• [RECORDS SHOWN]:

= = = = =

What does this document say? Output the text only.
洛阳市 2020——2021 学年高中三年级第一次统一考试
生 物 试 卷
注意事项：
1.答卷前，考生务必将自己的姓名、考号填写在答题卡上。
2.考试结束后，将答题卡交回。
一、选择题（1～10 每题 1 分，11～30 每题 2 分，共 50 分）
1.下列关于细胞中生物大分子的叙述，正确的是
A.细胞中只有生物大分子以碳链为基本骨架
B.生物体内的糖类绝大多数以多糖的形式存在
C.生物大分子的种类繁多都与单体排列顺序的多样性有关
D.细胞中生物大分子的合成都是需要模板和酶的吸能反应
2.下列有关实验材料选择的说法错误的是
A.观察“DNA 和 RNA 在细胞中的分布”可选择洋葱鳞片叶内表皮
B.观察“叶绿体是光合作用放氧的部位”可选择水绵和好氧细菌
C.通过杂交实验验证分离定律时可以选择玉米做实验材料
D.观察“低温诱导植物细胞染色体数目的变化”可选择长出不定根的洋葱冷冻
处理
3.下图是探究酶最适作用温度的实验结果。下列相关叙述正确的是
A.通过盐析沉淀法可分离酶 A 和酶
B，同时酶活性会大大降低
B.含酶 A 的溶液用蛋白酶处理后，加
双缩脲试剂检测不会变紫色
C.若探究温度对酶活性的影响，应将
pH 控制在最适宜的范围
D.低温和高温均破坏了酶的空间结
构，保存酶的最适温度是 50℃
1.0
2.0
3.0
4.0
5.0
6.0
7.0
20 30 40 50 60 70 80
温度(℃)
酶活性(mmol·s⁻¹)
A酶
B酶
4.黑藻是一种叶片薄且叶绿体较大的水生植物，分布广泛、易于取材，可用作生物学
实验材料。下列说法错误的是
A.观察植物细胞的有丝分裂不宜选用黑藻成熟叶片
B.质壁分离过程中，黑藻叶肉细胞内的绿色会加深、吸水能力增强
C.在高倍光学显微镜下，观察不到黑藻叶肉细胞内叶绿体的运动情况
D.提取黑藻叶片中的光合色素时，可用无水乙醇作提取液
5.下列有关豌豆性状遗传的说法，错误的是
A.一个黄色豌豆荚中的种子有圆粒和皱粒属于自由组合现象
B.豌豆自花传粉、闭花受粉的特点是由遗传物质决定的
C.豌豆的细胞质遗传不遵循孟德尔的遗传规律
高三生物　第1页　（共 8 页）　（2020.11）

= = = = =

• [THE TASK]: Extract all of the material exactly as it is written.

• [ANSWER IN FULL]:
What does this document say? Output the text only.
洛阳市 2020——2021 学年高中三年级第一次统一考试
生 物 试 卷
注意事项：
1.答卷前，考生务必将自己的姓名、考号填写在答题卡上。
2.考试结束后，将答题卡交回。
一、选择题（1～10 每题 1 分，11～30 每题 2 分，共 50 分）
1.下列关于细胞中生物大分子的叙述，正确的是
A.细胞中只有生物大分子以碳链为基本骨架
B.生物体内的糖类绝大多数以多糖的形式存在
C.生物大分子的种类繁多都与单体排列顺序的多样性有关
D.细胞中生物大分子的合成都是需要模板和酶的吸能反应
2.下列有关实验材料选择的说法错误的是
A.观察“DNA 和 RNA 在细胞中的分布”可选择洋葱鳞片叶内表皮
B.观察“叶绿体是光合作用放氧的部位”可选择水绵和好氧细菌
C.通过杂交实验验证分离定律时可以选择玉米做实验材料
D.观察“低温诱导植物细胞染色体数目的变化”可选择长出不定根的洋葱冷冻
处理
3.下图是探究酶最适作用温度的实验结果。下列相关叙述正确的是
A.通过盐析沉淀法可分离酶 A 和酶
B，同时酶活性会大大降低
B.含酶 A 的溶液用蛋白酶处理后，加
双缩脲试剂检测不会变紫色
C.若探究温度对酶活性的影响，应将
pH 控制在最适宜的范围
D.低温和高温均破坏了酶的空间结
构，保存酶的最适温度是 50℃
1.0
2.0
3.0
4.0
5.0
6.0
7.0
20 30 40 50 60 70 80
温度(℃)
酶活性(mmol·s⁻¹)
A酶
B酶
4.黑藻是一种叶片薄且叶绿体较大的水生植物，分布广泛、易于取材，可用作生物学
实验材料。下列说法错误的是
A.观察植物细胞的有丝分裂不宜选用黑藻成熟叶片
B.质壁分离过程中，黑藻叶肉细胞内的绿色会加深、吸水能力增强
C.在高倍光学显微镜下，观察不到黑藻叶肉细胞内叶绿体的运动情况
D.提取黑藻叶片中的光合色素时，可用无水乙醇作提取液
5.下列有关豌豆性状遗传的说法，错误的是
A.一个黄色豌豆荚中的种子有圆粒和皱粒属于自由组合现象
B.豌豆自花传粉、闭花受粉的特点是由遗传物质决定的
C.豌豆的细胞质遗传不遵循孟德尔的遗传规律
高三生物　第1页　（共 8 页）　（2020.11）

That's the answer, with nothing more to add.